> [YOUR INSTRUCTIONS] Quote the listing in full, exactly as given, minus any pictures.
━━ RECORDS SUPPLIED
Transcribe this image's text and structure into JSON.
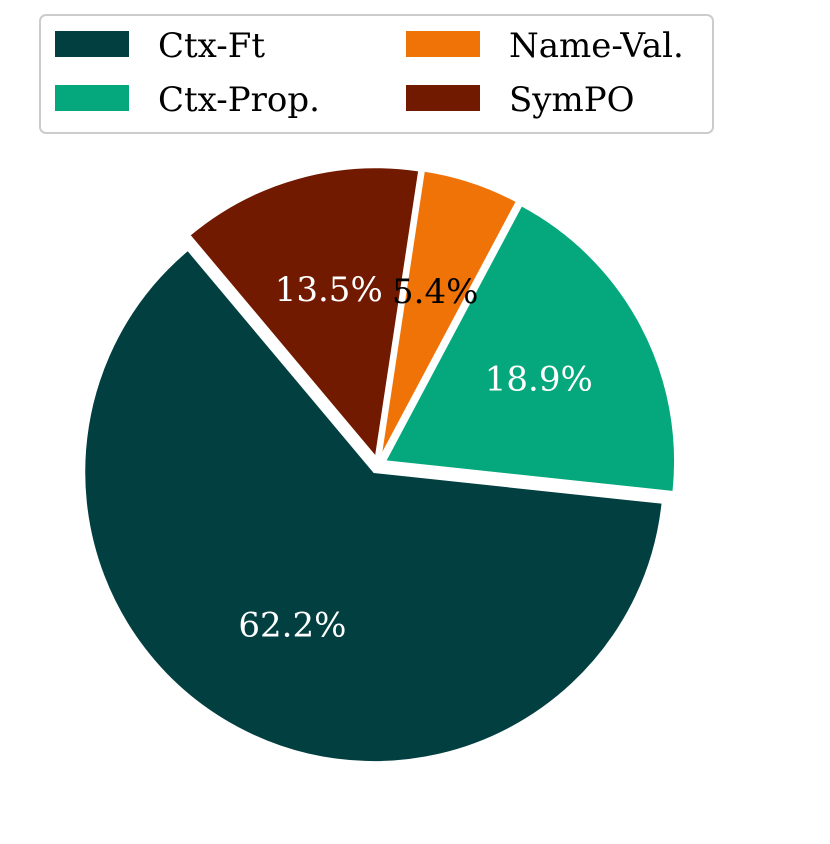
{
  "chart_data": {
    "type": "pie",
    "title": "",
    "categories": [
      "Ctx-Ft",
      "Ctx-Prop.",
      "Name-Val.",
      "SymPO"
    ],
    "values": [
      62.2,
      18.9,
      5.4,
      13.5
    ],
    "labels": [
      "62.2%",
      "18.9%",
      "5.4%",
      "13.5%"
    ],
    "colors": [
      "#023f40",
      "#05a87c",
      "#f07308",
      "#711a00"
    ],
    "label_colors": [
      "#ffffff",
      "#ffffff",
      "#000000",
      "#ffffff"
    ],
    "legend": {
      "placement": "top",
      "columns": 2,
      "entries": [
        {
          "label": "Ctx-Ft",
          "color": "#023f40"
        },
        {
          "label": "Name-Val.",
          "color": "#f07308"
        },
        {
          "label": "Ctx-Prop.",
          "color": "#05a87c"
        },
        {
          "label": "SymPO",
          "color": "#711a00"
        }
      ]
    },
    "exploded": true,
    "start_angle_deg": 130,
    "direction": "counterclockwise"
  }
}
━━━━
> [COMPLETE RESPONSE]
Transcribe this image's text and structure into JSON.
{
  "chart_data": {
    "type": "pie",
    "title": "",
    "categories": [
      "Ctx-Ft",
      "Ctx-Prop.",
      "Name-Val.",
      "SymPO"
    ],
    "values": [
      62.2,
      18.9,
      5.4,
      13.5
    ],
    "labels": [
      "62.2%",
      "18.9%",
      "5.4%",
      "13.5%"
    ],
    "colors": [
      "#023f40",
      "#05a87c",
      "#f07308",
      "#711a00"
    ],
    "label_colors": [
      "#ffffff",
      "#ffffff",
      "#000000",
      "#ffffff"
    ],
    "legend": {
      "placement": "top",
      "columns": 2,
      "entries": [
        {
          "label": "Ctx-Ft",
          "color": "#023f40"
        },
        {
          "label": "Name-Val.",
          "color": "#f07308"
        },
        {
          "label": "Ctx-Prop.",
          "color": "#05a87c"
        },
        {
          "label": "SymPO",
          "color": "#711a00"
        }
      ]
    },
    "exploded": true,
    "start_angle_deg": 130,
    "direction": "counterclockwise"
  }
}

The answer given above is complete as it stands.